■ WHAT YOU SHOULD DO
Look for "eyedropper" in the listing below. Gather each line that contains it.

─── ENTRIES

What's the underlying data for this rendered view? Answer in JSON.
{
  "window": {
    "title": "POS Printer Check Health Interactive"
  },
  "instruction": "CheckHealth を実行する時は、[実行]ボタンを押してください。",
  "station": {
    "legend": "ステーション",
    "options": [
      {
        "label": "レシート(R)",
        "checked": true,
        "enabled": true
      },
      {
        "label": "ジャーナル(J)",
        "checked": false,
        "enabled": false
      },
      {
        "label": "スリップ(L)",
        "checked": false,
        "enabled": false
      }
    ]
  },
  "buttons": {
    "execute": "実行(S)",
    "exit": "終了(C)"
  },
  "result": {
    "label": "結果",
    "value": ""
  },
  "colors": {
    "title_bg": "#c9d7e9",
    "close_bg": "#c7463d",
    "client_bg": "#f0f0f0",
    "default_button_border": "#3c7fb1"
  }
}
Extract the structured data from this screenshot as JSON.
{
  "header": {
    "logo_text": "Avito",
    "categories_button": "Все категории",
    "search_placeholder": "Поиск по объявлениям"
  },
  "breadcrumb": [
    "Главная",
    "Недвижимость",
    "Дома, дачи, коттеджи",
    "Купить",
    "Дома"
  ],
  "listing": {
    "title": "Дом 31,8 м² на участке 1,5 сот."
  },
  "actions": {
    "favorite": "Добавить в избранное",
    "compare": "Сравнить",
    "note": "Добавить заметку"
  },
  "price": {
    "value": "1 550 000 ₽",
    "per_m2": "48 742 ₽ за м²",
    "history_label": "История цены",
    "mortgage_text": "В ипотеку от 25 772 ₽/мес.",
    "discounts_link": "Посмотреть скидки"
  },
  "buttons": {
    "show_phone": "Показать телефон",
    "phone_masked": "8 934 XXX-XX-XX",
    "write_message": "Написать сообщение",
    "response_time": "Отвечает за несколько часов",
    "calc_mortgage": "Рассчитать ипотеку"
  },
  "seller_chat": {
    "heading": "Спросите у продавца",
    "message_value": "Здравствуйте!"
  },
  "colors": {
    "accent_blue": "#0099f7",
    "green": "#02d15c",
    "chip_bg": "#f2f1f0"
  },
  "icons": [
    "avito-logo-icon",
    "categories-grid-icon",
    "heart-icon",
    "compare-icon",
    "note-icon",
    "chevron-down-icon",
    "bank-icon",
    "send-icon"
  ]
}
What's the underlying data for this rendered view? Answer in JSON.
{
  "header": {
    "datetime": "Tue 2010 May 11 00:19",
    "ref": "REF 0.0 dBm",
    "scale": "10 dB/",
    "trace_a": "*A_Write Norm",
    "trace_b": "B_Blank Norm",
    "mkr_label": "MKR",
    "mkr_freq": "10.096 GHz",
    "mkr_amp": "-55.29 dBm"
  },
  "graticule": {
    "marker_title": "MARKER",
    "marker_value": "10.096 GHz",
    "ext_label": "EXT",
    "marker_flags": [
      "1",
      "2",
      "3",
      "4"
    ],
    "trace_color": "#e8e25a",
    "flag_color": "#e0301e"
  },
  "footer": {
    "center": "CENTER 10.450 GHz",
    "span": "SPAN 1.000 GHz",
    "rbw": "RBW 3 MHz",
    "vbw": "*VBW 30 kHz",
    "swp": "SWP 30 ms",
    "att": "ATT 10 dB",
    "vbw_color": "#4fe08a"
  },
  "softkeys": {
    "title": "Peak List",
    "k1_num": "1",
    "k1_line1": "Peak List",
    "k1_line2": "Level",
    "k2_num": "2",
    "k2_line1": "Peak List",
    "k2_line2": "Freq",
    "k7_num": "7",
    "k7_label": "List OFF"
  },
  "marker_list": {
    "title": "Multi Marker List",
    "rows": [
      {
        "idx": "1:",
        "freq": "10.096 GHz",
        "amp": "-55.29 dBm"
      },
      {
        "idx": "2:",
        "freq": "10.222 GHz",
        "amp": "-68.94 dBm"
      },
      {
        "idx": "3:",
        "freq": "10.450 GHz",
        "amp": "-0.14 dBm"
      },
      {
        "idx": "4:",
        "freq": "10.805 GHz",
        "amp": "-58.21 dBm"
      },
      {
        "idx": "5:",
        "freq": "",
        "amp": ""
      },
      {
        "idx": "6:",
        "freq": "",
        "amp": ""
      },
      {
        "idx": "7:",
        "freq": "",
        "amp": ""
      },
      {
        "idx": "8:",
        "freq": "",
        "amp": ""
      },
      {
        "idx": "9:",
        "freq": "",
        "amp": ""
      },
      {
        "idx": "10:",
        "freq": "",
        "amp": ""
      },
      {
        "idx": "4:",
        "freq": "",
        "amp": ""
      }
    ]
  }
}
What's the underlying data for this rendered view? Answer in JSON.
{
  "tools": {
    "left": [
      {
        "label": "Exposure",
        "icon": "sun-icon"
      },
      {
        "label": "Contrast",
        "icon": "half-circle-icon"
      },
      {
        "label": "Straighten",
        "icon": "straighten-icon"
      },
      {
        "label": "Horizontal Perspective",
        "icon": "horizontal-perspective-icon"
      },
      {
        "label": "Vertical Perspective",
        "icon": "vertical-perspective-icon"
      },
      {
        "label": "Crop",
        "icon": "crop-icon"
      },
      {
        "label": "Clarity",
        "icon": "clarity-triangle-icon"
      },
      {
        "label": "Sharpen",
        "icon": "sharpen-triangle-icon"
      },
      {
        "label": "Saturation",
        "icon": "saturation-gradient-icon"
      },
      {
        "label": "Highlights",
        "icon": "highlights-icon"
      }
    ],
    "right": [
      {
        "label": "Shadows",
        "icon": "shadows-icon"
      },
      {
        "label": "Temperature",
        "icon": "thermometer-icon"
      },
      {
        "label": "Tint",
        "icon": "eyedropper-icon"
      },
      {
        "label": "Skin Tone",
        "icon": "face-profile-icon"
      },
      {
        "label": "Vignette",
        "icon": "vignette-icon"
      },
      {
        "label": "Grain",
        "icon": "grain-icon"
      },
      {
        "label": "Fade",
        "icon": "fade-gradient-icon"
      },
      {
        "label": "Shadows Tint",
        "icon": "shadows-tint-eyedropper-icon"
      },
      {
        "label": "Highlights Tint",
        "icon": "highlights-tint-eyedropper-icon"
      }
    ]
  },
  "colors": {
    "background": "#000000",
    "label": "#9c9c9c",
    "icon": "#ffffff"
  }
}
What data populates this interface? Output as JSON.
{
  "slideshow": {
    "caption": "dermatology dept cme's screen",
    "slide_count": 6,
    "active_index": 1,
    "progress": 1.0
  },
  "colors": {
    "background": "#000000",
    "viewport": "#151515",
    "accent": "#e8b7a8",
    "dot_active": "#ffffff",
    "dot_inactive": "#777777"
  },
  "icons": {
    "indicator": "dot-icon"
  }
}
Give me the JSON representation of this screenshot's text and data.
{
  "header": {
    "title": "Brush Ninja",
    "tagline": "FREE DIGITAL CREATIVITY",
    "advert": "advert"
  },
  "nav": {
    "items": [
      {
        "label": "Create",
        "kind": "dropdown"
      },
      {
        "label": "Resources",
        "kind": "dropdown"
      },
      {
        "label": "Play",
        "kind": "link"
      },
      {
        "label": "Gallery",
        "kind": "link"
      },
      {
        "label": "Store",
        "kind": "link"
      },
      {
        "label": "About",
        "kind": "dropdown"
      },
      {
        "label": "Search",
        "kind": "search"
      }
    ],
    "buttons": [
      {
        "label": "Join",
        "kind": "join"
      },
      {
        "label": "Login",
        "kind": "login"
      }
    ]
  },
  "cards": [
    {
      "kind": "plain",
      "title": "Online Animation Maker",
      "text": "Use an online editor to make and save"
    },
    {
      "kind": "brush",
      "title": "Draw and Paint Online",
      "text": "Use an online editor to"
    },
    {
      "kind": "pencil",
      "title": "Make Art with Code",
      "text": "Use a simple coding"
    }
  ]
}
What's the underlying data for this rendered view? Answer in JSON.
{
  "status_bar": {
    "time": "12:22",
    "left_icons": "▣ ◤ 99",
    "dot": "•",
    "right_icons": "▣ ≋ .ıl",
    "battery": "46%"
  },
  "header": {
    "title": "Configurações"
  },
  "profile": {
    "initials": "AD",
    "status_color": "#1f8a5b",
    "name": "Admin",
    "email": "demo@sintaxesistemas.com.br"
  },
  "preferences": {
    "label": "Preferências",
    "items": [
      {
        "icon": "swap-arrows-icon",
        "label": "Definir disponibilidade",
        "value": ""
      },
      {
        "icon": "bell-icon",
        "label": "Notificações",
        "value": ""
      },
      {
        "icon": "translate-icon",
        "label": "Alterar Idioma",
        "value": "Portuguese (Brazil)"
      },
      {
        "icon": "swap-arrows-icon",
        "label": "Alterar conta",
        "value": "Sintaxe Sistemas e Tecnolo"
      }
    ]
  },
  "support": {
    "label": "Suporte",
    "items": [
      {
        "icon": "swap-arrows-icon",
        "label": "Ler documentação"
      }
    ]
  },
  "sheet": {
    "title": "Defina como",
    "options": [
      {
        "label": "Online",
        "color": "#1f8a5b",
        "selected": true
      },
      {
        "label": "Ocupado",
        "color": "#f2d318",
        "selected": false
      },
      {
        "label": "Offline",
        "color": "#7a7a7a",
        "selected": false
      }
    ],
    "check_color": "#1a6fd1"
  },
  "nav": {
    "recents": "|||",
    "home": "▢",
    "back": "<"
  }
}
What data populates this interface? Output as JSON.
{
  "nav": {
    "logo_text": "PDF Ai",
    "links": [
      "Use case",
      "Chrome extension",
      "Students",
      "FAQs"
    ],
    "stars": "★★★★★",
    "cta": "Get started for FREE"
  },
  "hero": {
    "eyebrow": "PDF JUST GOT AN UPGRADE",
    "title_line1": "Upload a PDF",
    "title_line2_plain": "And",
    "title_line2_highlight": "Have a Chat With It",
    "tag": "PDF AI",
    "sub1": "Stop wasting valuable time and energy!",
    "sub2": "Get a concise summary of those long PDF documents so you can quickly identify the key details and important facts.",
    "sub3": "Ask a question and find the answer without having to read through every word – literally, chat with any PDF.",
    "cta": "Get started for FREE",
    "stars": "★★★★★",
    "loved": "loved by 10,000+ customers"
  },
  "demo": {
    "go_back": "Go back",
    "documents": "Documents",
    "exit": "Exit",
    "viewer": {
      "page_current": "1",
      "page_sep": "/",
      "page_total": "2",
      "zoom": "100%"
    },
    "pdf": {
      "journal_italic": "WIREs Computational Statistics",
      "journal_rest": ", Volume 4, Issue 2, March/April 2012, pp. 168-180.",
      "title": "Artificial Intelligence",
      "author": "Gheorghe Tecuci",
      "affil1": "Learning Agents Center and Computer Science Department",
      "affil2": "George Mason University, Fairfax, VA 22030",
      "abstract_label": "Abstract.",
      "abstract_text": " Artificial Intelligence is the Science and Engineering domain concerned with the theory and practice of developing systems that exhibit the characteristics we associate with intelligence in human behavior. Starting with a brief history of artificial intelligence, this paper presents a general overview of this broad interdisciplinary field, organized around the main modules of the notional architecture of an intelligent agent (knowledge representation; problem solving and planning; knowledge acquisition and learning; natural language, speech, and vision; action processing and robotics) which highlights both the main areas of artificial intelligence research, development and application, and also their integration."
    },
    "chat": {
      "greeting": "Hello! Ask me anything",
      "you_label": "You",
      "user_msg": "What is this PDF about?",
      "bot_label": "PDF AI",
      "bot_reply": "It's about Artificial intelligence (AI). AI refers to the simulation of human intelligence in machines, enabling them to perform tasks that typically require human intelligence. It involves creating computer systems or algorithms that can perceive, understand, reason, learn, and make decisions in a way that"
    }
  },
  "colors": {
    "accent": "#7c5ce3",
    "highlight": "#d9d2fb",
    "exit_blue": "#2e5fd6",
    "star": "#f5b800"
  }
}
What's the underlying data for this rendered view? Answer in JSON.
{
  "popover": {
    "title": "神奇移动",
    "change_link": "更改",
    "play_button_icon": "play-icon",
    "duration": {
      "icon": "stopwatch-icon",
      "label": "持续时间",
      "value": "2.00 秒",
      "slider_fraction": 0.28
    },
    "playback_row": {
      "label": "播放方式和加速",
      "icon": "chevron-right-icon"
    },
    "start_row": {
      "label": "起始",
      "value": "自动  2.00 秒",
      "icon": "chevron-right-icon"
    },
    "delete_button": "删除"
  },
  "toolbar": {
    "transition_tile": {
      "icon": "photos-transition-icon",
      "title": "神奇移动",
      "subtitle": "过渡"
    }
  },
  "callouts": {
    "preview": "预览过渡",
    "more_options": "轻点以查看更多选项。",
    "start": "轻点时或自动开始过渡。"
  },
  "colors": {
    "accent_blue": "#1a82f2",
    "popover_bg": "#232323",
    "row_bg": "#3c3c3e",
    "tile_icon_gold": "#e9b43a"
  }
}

──────

■ TASK SOLUTION
        "icon": "eyedropper-icon"
        "icon": "shadows-tint-eyedropper-icon"
        "icon": "highlights-tint-eyedropper-icon"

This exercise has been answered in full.